EXERCISE SET:
a: According to the article on remdesivir pricing, why do other developed countries pay less for the drug than American patients with private insurance, Medicaid, or Medicare?
b: Extend the article on remdesivir pricing, starting after its last sentence.

READING PASSAGE:
====================

COVID-19 Treatments Belong to the People, Not Price-Gouging Pharma Companies
A medical system that charges users $3,210 for remdesivir, a COVID-19 treatment that cost $10 to produce — and that took $70,000,000 in public money to develop — is a medical system that must be abolished.
On Monday, Gilead Science announced the cost of remdesivir, the first approved treatment for COVID-19. The drug doesn’t improve a patient’s chances of surviving — at best, it speeds up recovery and lowers the need for hospitalization from fifteen to eleven days, according to a study from the National Institute of Allergy and Infectious Diseases.
While not a miracle cure, Gilead’s pricing would lead you to believe it was. To receive the required six treatments of the drug, private insurance companies will be charged $3,120 — a healthy margin for a medication whose total course of treatment costs $10 to produce. Gilead’s argument is that the reduction in hospital care provides a cost savings that justifies the price.
That price is reserved for American patients with private health insurance, Medicaid, or Medicare, however. In other developed countries, their health care systems will pay 25 percent less for remdesivir. (The same discounted price is also being applied to US government agencies, specifically VA hospitals and the Department of Defense, that directly purchase prescription drugs.)
Why the discrepancy, despite the fact that American taxpayers have spent $70,000,000 to develop the drug in the form of grants from the National Institutes of Health? Simply, nearly every other developed country on the planet has some form of universal government insurance and regulates the price of prescription drugs in their system.
This isn’t Gilead’s first — or even its most outrageous — example of gouging Americans for a drug our tax dollars helped to develop. The company sells Hepatitis C cures Sovaldi and Harvoni. Initially, these drugs cost more than $1,000 per pill in the United States but were available for around 60 percent of that cost in Europe.
The price was so excessive that even when the price was reduced to $500 a pill in the United States, doctors from Sloan Kettering and the MIT Center for Biomedical Innovation suggested it would be an overall cost savings if the federal government simply bought Gilead, awarding their shareholders a 30 percent premium, while paying off the company’s $26 billion in debt. At the time, this would have cost taxpayers $156 billion but reduced the per-patient cost of the drug from $42,000 to $15,700, while eliminating the cost entirely for patients who receive Medicare or Medicaid, along with active military, federal and state government employees, and veterans.
When addressing the high cost of drugs in the United States, Democrats have proposed a patchwork of solutions. The most commonly talked about are allowing importation of lower-priced drugs from other countries and allowing Medicare to negotiate prices with prescription drug manufacturers. The truth is that these would be helpful and would save American consumers real money. But the core of the problem needs to be addressed.

====================

[Records drawn from a dataset]
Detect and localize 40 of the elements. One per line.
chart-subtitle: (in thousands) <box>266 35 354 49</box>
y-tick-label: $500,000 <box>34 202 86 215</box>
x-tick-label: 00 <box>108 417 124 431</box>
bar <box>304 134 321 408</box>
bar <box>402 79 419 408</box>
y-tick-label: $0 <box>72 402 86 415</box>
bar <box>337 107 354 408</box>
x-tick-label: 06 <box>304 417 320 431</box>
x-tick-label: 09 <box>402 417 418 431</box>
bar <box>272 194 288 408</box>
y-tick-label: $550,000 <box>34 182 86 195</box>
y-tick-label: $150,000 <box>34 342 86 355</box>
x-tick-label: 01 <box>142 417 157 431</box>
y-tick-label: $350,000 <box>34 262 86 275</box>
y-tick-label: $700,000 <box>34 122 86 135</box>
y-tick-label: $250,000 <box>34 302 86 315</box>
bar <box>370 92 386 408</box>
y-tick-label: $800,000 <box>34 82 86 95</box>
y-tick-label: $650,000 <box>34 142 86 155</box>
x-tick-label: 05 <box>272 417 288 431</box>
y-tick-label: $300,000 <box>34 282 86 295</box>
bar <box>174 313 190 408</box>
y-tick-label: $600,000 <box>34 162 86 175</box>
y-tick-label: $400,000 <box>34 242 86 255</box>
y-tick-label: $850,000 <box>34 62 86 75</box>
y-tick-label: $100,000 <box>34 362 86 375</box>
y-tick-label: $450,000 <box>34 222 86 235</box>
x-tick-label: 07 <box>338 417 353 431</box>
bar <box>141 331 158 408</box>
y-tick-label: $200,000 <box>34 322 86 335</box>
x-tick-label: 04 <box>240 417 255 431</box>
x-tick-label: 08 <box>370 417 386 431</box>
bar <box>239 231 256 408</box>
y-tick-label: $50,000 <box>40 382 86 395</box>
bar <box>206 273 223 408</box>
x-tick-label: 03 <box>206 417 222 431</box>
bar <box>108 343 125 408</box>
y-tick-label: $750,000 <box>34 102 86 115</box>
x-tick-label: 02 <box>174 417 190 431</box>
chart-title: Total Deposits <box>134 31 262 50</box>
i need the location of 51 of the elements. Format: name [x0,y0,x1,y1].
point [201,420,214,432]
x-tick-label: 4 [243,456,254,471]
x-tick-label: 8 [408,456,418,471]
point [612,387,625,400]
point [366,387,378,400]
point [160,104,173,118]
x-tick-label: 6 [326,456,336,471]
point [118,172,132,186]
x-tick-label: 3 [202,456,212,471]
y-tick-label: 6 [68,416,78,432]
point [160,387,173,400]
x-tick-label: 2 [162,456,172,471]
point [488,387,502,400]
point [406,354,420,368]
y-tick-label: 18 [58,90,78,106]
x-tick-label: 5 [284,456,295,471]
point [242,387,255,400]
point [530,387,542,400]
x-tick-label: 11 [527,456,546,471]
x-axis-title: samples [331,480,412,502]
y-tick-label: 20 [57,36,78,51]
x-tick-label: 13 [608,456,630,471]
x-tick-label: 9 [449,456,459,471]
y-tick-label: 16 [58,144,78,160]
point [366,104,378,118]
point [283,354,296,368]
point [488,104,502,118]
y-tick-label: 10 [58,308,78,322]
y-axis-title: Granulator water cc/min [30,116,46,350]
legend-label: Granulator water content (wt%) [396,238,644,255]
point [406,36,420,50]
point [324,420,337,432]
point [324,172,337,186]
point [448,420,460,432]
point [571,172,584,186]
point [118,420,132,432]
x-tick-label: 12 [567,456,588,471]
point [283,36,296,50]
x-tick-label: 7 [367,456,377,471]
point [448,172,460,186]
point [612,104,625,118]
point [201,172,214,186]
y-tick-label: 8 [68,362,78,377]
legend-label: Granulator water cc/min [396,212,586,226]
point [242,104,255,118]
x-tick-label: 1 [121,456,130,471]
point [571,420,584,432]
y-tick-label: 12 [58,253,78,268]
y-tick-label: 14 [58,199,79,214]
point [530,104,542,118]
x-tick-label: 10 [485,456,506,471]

====================

ANSWERS TO THE TASKS:
a: Nearly every other developed country has some form of universal government insurance and regulates the price of prescription drugs in its system.

b:
What makes the United States uncompetitive with the rest of the world is the fact that our system, comprised of thousands of insurance plans, is simply inefficient and leads to consumers paying higher prices for prescription drugs.
This inefficiency isn’t just a number on an accountant’s Excel spreadsheet. These costs will ultimately be paid in human suffering. If a drug that doesn’t even cure the coronavirus costs insurance companies thousands of dollars, imagine what the cost of a drug that is actually effective will be. Insurance companies will not simply eat these higher prices. They will pass them on in the form of higher premiums, higher co-pays, and higher deductibles, increasing costs for American consumers and businesses. These higher costs ultimately mean less access to health care.
Opponents of Medicare for All love to remind us that nothing is free. That same principle should hold true for the 150 million Americans who have private health insurance. Our current health care system condemns them to pay an effective 33 percent tax on remdesivir. When a vaccine is developed, America’s private insurance consumers should again expect to pay this tax.
Over and over again during the 2020 Democratic primary debates, the moderators and moderate Democrats defended private health insurance, pretending they were advocates for the consumers trapped within it. The price of remdesivir is yet another example of how these politicians, along with the corporate and lobbying interests who support them, are content to treat people who rely on private health insurance as the suckers of the global health care system.
The only way to end this con job is to rid ourselves of the private insurance system whose inefficiency fundamentally is at the root of the problem.
Those who continue to argue against Medicare for All need to explain why they are defending a private insurance system that, by design, gouges its consumers.